[Task goal] Select the lines of the records containing the word "لامها" and list them.

## START Data

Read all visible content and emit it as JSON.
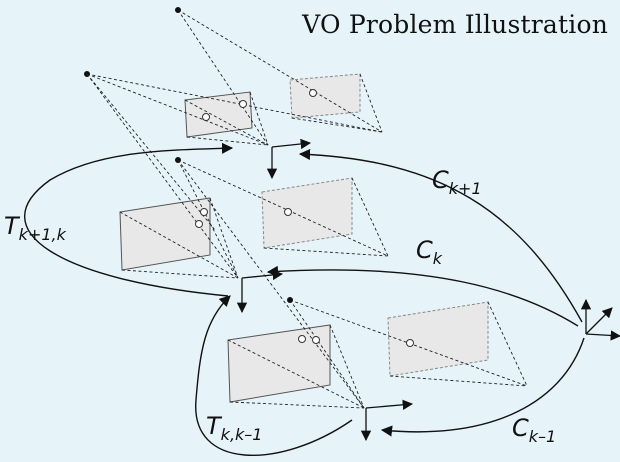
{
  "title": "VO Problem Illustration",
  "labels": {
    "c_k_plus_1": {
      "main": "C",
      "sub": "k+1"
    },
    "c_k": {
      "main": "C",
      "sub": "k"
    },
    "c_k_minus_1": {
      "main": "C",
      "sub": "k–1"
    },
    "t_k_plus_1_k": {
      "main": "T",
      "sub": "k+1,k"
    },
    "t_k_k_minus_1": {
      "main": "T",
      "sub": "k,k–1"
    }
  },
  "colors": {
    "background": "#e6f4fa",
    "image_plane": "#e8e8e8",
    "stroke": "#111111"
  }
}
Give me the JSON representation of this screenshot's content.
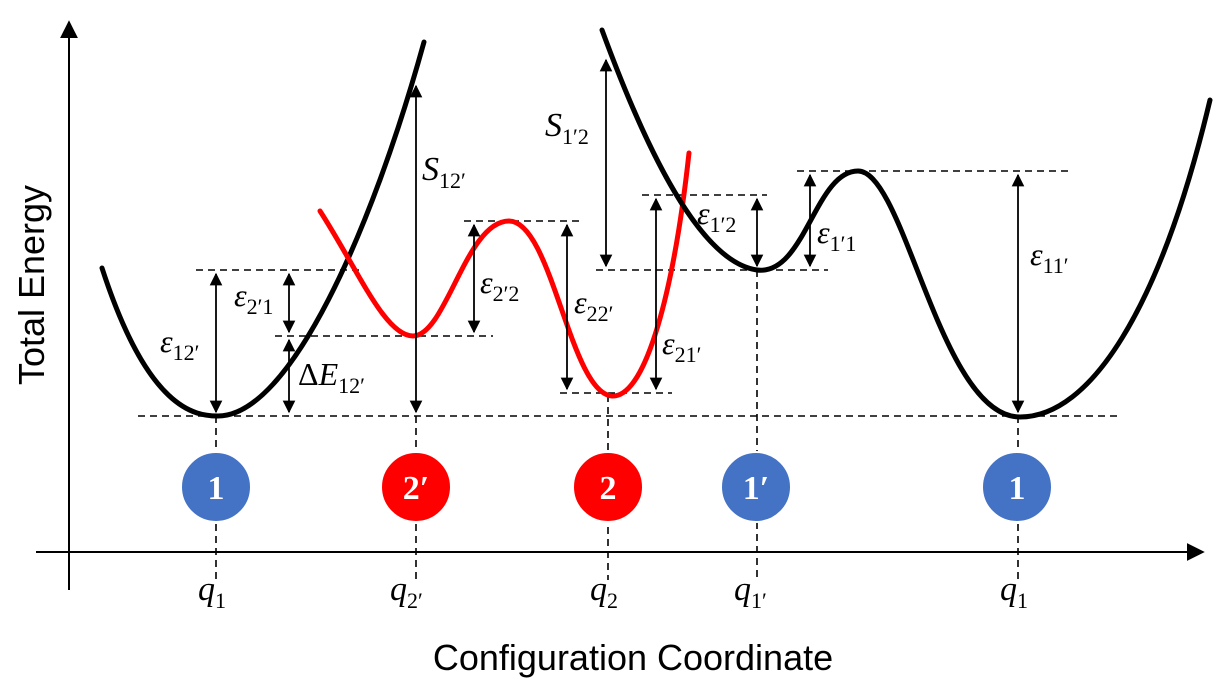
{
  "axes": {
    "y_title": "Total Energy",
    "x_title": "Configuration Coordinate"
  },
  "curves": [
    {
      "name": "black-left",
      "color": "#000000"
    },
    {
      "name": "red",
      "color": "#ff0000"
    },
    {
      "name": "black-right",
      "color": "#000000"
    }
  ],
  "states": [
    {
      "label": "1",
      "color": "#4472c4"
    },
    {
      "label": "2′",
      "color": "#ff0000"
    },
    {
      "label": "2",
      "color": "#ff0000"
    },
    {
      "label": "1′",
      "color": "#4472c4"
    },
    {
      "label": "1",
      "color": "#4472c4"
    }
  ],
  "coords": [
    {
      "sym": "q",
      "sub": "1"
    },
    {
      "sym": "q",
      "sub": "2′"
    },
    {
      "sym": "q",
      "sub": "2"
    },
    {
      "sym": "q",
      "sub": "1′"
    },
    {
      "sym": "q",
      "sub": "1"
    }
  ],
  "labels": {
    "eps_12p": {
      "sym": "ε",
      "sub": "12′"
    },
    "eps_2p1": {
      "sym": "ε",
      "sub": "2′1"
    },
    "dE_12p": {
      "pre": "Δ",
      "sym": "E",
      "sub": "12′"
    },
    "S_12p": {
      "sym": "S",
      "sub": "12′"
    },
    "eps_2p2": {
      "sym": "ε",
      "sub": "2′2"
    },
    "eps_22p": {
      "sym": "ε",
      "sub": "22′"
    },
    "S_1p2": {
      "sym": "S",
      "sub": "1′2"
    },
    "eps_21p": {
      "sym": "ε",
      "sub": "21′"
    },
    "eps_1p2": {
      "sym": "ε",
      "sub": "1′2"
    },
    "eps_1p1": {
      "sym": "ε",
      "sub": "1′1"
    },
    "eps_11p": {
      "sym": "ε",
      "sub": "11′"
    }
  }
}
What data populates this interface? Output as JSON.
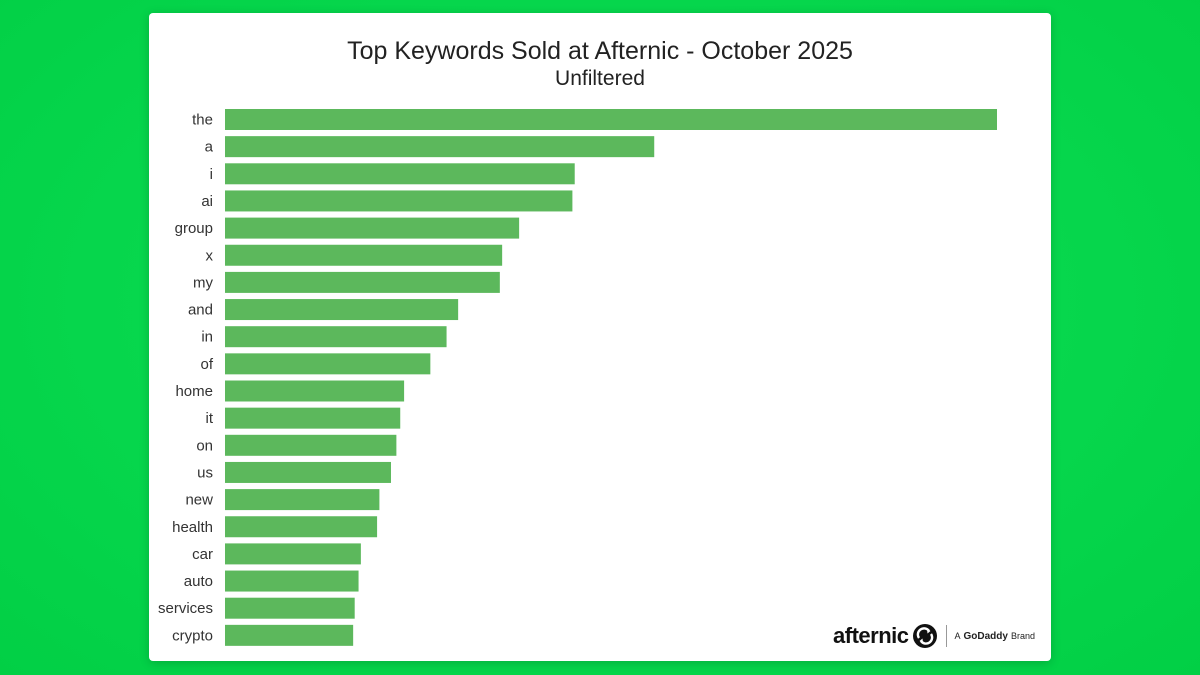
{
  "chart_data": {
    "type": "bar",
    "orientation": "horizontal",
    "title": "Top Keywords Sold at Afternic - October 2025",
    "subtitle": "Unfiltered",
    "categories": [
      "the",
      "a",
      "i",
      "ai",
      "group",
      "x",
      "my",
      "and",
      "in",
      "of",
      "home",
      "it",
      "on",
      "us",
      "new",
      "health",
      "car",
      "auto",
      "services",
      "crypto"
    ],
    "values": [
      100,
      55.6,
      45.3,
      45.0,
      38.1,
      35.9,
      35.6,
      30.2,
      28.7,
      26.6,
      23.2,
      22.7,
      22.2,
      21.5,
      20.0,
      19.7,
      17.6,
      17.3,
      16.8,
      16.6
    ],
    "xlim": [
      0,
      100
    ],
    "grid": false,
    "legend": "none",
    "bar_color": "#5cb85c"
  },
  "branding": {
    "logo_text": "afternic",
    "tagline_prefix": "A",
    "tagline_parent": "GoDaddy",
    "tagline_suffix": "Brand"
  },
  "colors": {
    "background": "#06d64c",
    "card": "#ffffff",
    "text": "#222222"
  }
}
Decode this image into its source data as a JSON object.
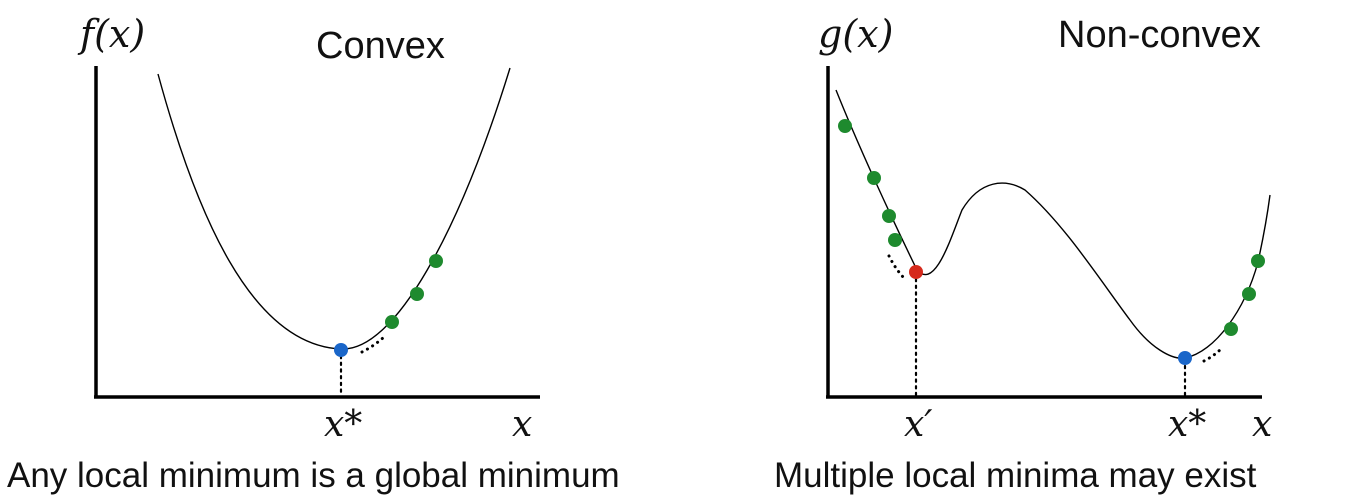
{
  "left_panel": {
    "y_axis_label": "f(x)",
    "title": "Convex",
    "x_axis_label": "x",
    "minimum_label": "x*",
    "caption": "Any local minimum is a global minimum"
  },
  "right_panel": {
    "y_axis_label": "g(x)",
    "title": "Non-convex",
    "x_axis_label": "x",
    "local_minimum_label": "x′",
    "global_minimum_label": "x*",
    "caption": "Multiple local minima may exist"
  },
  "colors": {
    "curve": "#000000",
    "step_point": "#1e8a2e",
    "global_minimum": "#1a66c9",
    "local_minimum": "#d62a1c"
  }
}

## END Data
## START Data

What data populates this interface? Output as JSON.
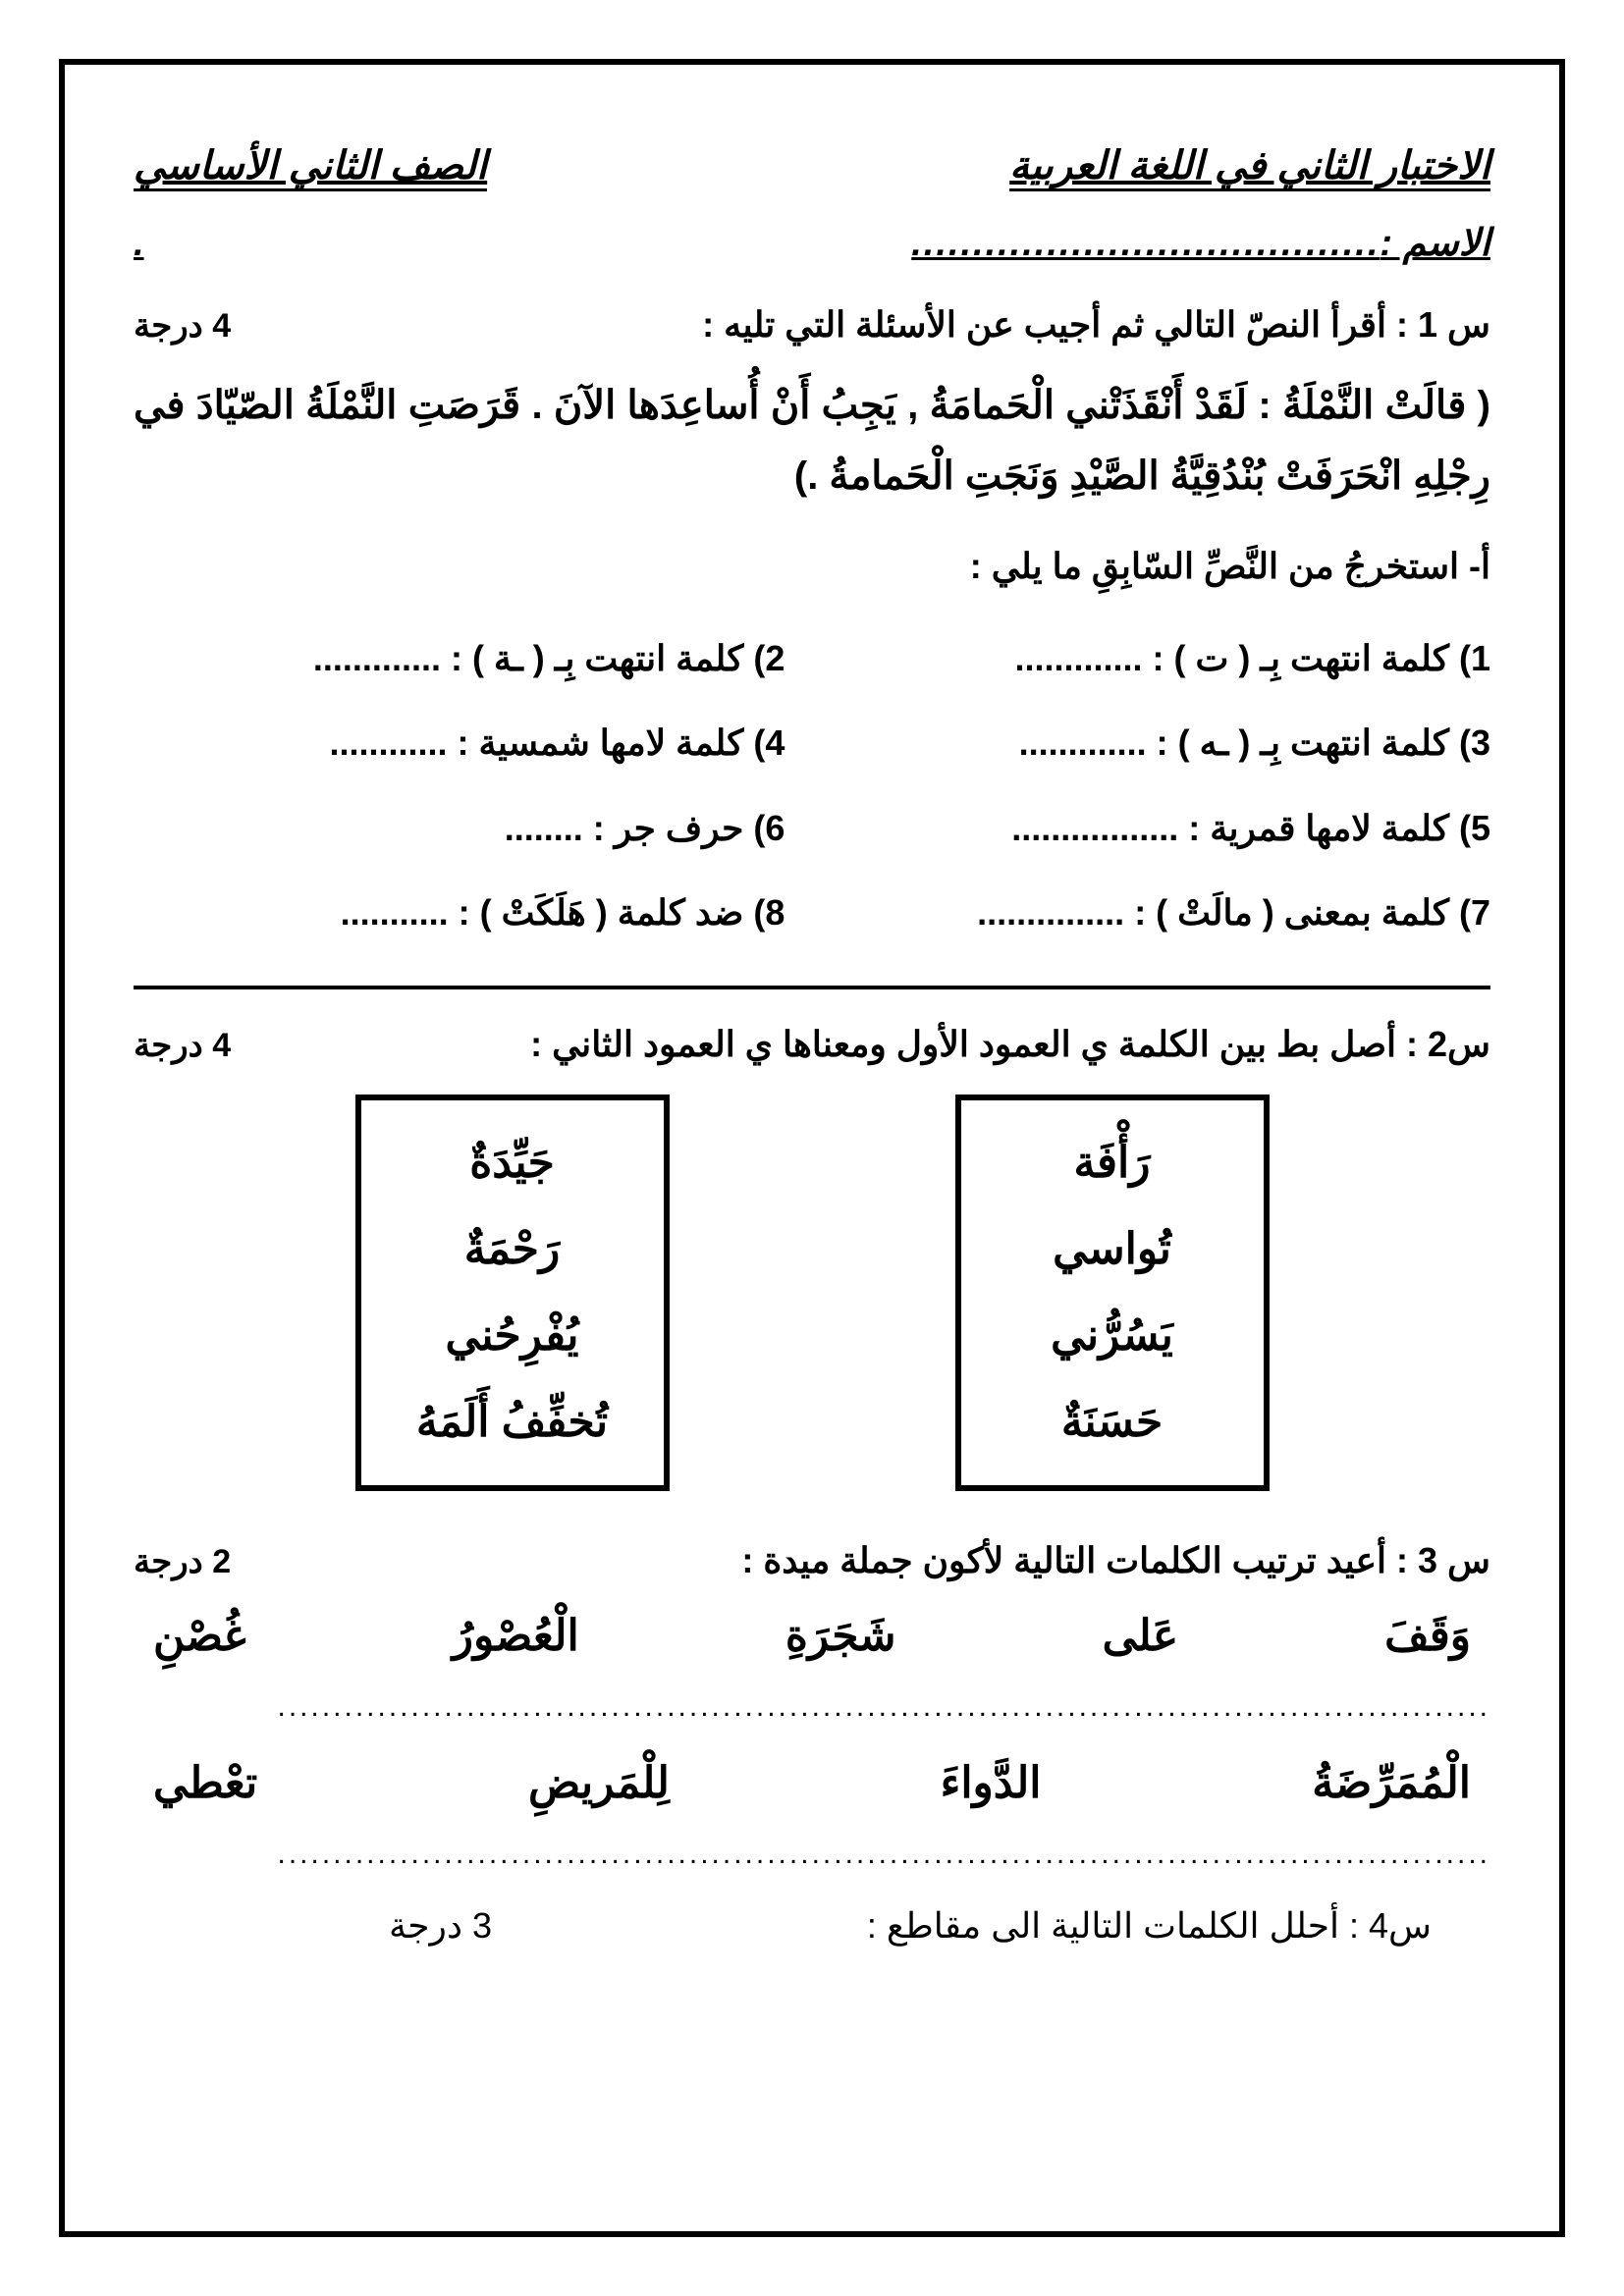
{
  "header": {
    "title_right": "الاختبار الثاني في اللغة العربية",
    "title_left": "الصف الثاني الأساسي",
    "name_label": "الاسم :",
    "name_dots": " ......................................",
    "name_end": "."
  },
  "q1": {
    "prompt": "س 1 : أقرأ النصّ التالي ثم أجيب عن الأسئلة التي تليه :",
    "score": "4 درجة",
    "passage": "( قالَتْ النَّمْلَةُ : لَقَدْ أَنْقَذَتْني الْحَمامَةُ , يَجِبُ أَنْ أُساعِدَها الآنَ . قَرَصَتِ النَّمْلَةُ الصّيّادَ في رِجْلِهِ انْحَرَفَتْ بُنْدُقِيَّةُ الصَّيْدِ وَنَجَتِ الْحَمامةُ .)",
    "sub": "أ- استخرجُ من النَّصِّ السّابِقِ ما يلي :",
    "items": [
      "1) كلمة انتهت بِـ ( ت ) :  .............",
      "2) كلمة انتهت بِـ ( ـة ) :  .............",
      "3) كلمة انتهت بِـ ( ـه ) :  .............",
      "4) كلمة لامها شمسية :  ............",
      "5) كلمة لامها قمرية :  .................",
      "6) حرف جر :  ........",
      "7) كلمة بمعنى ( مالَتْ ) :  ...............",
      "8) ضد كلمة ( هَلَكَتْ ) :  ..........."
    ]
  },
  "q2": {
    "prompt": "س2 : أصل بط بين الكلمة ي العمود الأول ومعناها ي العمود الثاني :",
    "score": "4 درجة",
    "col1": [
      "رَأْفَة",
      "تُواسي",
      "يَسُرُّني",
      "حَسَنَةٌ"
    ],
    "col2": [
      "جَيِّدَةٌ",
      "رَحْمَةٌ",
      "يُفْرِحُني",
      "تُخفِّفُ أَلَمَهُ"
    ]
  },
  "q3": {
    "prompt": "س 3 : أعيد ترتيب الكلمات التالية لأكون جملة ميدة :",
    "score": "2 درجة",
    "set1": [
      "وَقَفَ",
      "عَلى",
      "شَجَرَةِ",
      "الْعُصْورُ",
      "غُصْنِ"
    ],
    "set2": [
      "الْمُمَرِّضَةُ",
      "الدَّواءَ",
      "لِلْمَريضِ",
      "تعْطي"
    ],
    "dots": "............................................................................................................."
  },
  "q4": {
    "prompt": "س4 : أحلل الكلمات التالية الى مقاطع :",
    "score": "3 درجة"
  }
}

## END Data

[Worked solution]
      "4) كلمة لامها شمسية :  ............",
      "5) كلمة لامها قمرية :  .................",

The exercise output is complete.